▶ **THE EXERCISE**:
Work out how many lines of the records contain "JSON". Answer with the number and nothing else.

Records contained in a dataset

--------

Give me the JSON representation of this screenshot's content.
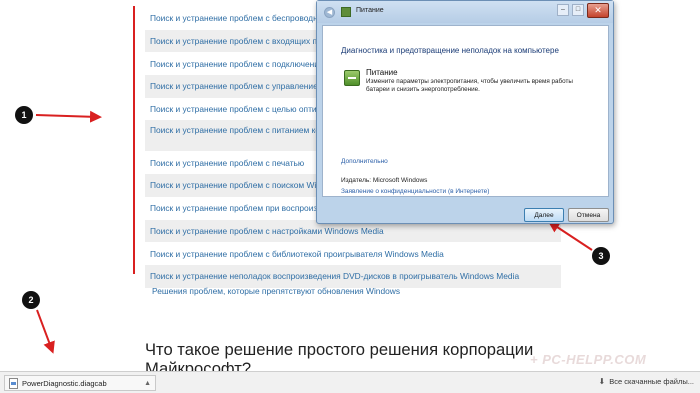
{
  "links": [
    "Поиск и устранение проблем с беспроводной сетевой адаптер",
    "Поиск и устранение проблем с входящих подключений",
    "Поиск и устранение проблем с подключением",
    "Поиск и устранение проблем с управлением сетевыми адаптерами",
    "Поиск и устранение проблем с целью оптимизации",
    "Поиск и устранение проблем с питанием компьютера для повышения его работы",
    "Поиск и устранение проблем с печатью",
    "Поиск и устранение проблем с поиском Windows",
    "Поиск и устранение проблем при воспроизведении",
    "Поиск и устранение проблем с настройками Windows Media",
    "Поиск и устранение проблем с библиотекой проигрывателя Windows Media",
    "Поиск и устранение неполадок воспроизведения DVD-дисков в проигрыватель Windows Media"
  ],
  "plain_link": "Решения проблем, которые препятствуют обновления Windows",
  "heading": "Что такое решение простого решения корпорации Майкрософт?",
  "watermark": "+ PC-HELPP.COM",
  "markers": [
    "1",
    "2",
    "3"
  ],
  "dialog": {
    "title": "Питание",
    "heading": "Диагностика и предотвращение неполадок на компьютере",
    "item_title": "Питание",
    "item_desc": "Измените параметры электропитания, чтобы увеличить время работы батареи и снизить энергопотребление.",
    "advanced": "Дополнительно",
    "publisher": "Издатель:   Microsoft Windows",
    "privacy": "Заявление о конфиденциальности (в Интернете)",
    "next_label": "Далее",
    "cancel_label": "Отмена"
  },
  "download_bar": {
    "filename": "PowerDiagnostic.diagcab",
    "all_downloads": "Все скачанные файлы..."
  },
  "colors": {
    "link": "#2f6ea5",
    "annotation_red": "#d92020"
  }
}
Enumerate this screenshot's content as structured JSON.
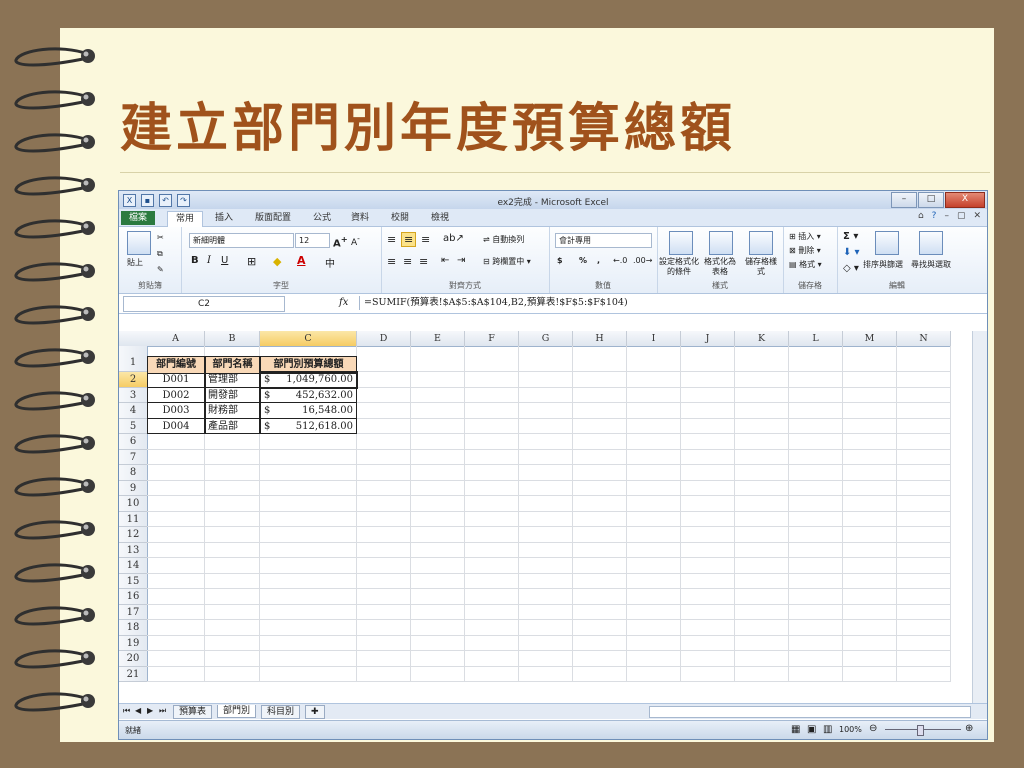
{
  "slide": {
    "title": "建立部門別年度預算總額"
  },
  "window": {
    "title": "ex2完成 - Microsoft Excel",
    "min_label": "–",
    "max_label": "□",
    "close_label": "X"
  },
  "ribbon_tabs": [
    "檔案",
    "常用",
    "插入",
    "版面配置",
    "公式",
    "資料",
    "校閱",
    "檢視"
  ],
  "active_tab": "常用",
  "ribbon": {
    "clipboard": {
      "paste": "貼上",
      "label": "剪貼簿"
    },
    "font": {
      "name": "新細明體",
      "size": "12",
      "label": "字型",
      "bold": "B",
      "italic": "I",
      "underline": "U"
    },
    "alignment": {
      "wrap": "自動換列",
      "merge": "跨欄置中",
      "label": "對齊方式"
    },
    "number": {
      "format": "會計專用",
      "currency": "$",
      "percent": "%",
      "comma": ",",
      "label": "數值"
    },
    "styles": {
      "conditional": "設定格式化的條件",
      "as_table": "格式化為表格",
      "cell_styles": "儲存格樣式",
      "label": "樣式"
    },
    "cells": {
      "insert": "插入",
      "delete": "刪除",
      "format": "格式",
      "label": "儲存格"
    },
    "editing": {
      "sort": "排序與篩選",
      "find": "尋找與選取",
      "label": "編輯"
    }
  },
  "formula_bar": {
    "name_box": "C2",
    "fx": "fx",
    "formula": "=SUMIF(預算表!$A$5:$A$104,B2,預算表!$F$5:$F$104)"
  },
  "columns": [
    "A",
    "B",
    "C",
    "D",
    "E",
    "F",
    "G",
    "H",
    "I",
    "J",
    "K",
    "L",
    "M",
    "N"
  ],
  "rows": [
    "1",
    "2",
    "3",
    "4",
    "5",
    "6",
    "7",
    "8",
    "9",
    "10",
    "11",
    "12",
    "13",
    "14",
    "15",
    "16",
    "17",
    "18",
    "19",
    "20",
    "21"
  ],
  "table": {
    "headers": [
      "部門編號",
      "部門名稱",
      "部門別預算總額"
    ],
    "data": [
      {
        "id": "D001",
        "name": "管理部",
        "currency": "$",
        "amount": "1,049,760.00"
      },
      {
        "id": "D002",
        "name": "開發部",
        "currency": "$",
        "amount": "452,632.00"
      },
      {
        "id": "D003",
        "name": "財務部",
        "currency": "$",
        "amount": "16,548.00"
      },
      {
        "id": "D004",
        "name": "產品部",
        "currency": "$",
        "amount": "512,618.00"
      }
    ]
  },
  "sheet_tabs": [
    "預算表",
    "部門別",
    "科目別"
  ],
  "active_sheet": "部門別",
  "status": {
    "ready": "就緒",
    "zoom": "100%"
  },
  "colors": {
    "slide_title": "#a0521c",
    "header_fill": "#f9d9b8",
    "file_tab": "#2b7a3f",
    "selected_header": "#f6cc64"
  }
}
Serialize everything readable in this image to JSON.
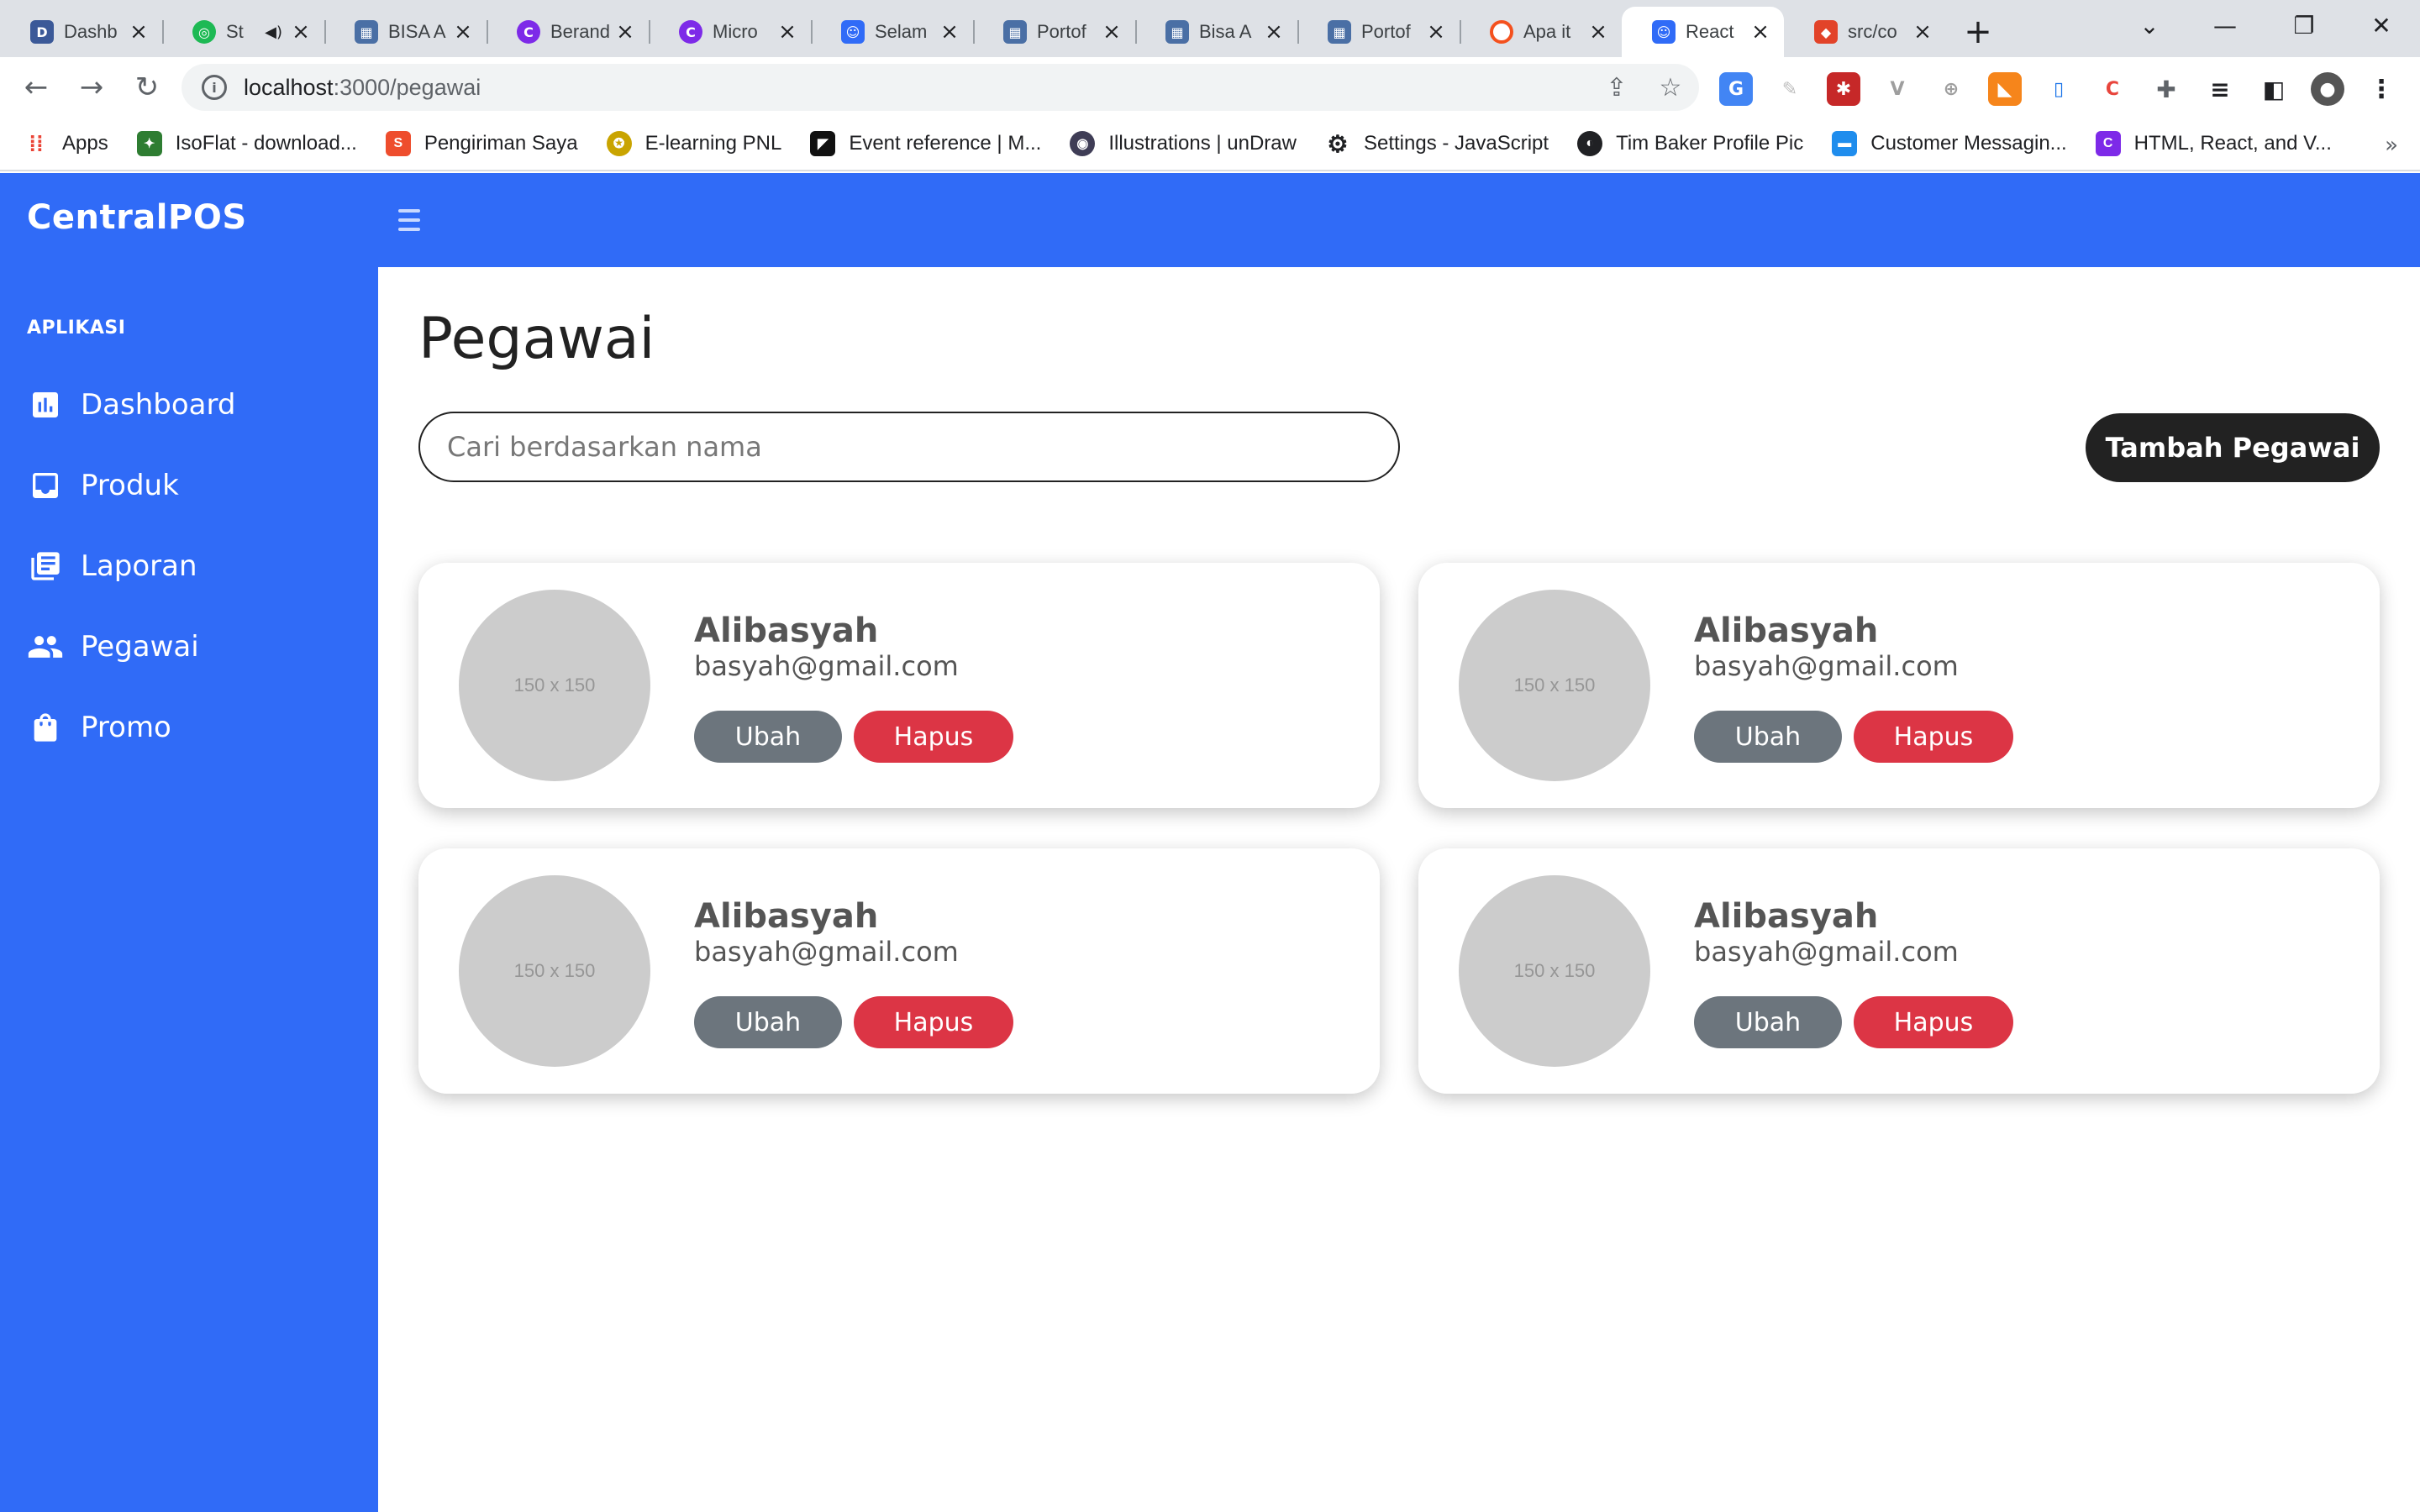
{
  "browser": {
    "tabs": [
      {
        "title": "Dashb",
        "icon": "dashboard-favicon",
        "color": "#3b5998"
      },
      {
        "title": "St",
        "icon": "spotify-favicon",
        "color": "#1db954",
        "muted": true
      },
      {
        "title": "BISA A",
        "icon": "bisa-favicon",
        "color": "#4a6fa5"
      },
      {
        "title": "Berand",
        "icon": "canva-favicon",
        "color": "#7d2ae8"
      },
      {
        "title": "Micro",
        "icon": "canva-favicon",
        "color": "#7d2ae8"
      },
      {
        "title": "Selam",
        "icon": "react-favicon",
        "color": "#306bf7"
      },
      {
        "title": "Portof",
        "icon": "bisa-favicon",
        "color": "#4a6fa5"
      },
      {
        "title": "Bisa A",
        "icon": "bisa-favicon",
        "color": "#4a6fa5"
      },
      {
        "title": "Portof",
        "icon": "bisa-favicon",
        "color": "#4a6fa5"
      },
      {
        "title": "Apa it",
        "icon": "ring-favicon",
        "color": "#f4511e"
      },
      {
        "title": "React",
        "icon": "react-favicon",
        "color": "#306bf7",
        "active": true
      },
      {
        "title": "src/co",
        "icon": "gitlab-favicon",
        "color": "#e24329"
      }
    ],
    "url_host": "localhost",
    "url_path": ":3000/pegawai",
    "bookmarks": [
      {
        "label": "Apps",
        "icon": "apps-grid-icon",
        "color": "#ea4335"
      },
      {
        "label": "IsoFlat - download...",
        "icon": "isoflat-icon",
        "color": "#2e7d32"
      },
      {
        "label": "Pengiriman Saya",
        "icon": "shopee-icon",
        "color": "#ee4d2d"
      },
      {
        "label": "E-learning PNL",
        "icon": "pnl-icon",
        "color": "#c9a400"
      },
      {
        "label": "Event reference | M...",
        "icon": "mdn-icon",
        "color": "#111111"
      },
      {
        "label": "Illustrations | unDraw",
        "icon": "undraw-icon",
        "color": "#3f3d56"
      },
      {
        "label": "Settings - JavaScript",
        "icon": "gear-icon",
        "color": "#202124"
      },
      {
        "label": "Tim Baker Profile Pic",
        "icon": "globe-icon",
        "color": "#202124"
      },
      {
        "label": "Customer Messagin...",
        "icon": "intercom-icon",
        "color": "#1f8ded"
      },
      {
        "label": "HTML, React, and V...",
        "icon": "canva-favicon",
        "color": "#7d2ae8"
      }
    ]
  },
  "app": {
    "brand": "CentralPOS",
    "section_label": "APLIKASI",
    "nav": [
      {
        "label": "Dashboard",
        "icon": "bar-chart-icon"
      },
      {
        "label": "Produk",
        "icon": "inbox-icon"
      },
      {
        "label": "Laporan",
        "icon": "library-books-icon"
      },
      {
        "label": "Pegawai",
        "icon": "people-icon"
      },
      {
        "label": "Promo",
        "icon": "shopping-bag-icon"
      }
    ],
    "colors": {
      "primary": "#306bf7",
      "dark": "#222222",
      "edit": "#6c757d",
      "delete": "#dc3545"
    }
  },
  "page": {
    "title": "Pegawai",
    "search_placeholder": "Cari berdasarkan nama",
    "add_label": "Tambah Pegawai"
  },
  "employees": [
    {
      "name": "Alibasyah",
      "email": "basyah@gmail.com",
      "avatar_text": "150 x 150",
      "edit_label": "Ubah",
      "delete_label": "Hapus"
    },
    {
      "name": "Alibasyah",
      "email": "basyah@gmail.com",
      "avatar_text": "150 x 150",
      "edit_label": "Ubah",
      "delete_label": "Hapus"
    },
    {
      "name": "Alibasyah",
      "email": "basyah@gmail.com",
      "avatar_text": "150 x 150",
      "edit_label": "Ubah",
      "delete_label": "Hapus"
    },
    {
      "name": "Alibasyah",
      "email": "basyah@gmail.com",
      "avatar_text": "150 x 150",
      "edit_label": "Ubah",
      "delete_label": "Hapus"
    }
  ]
}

--------

▶ **EXERCISE OUTPUT**:
3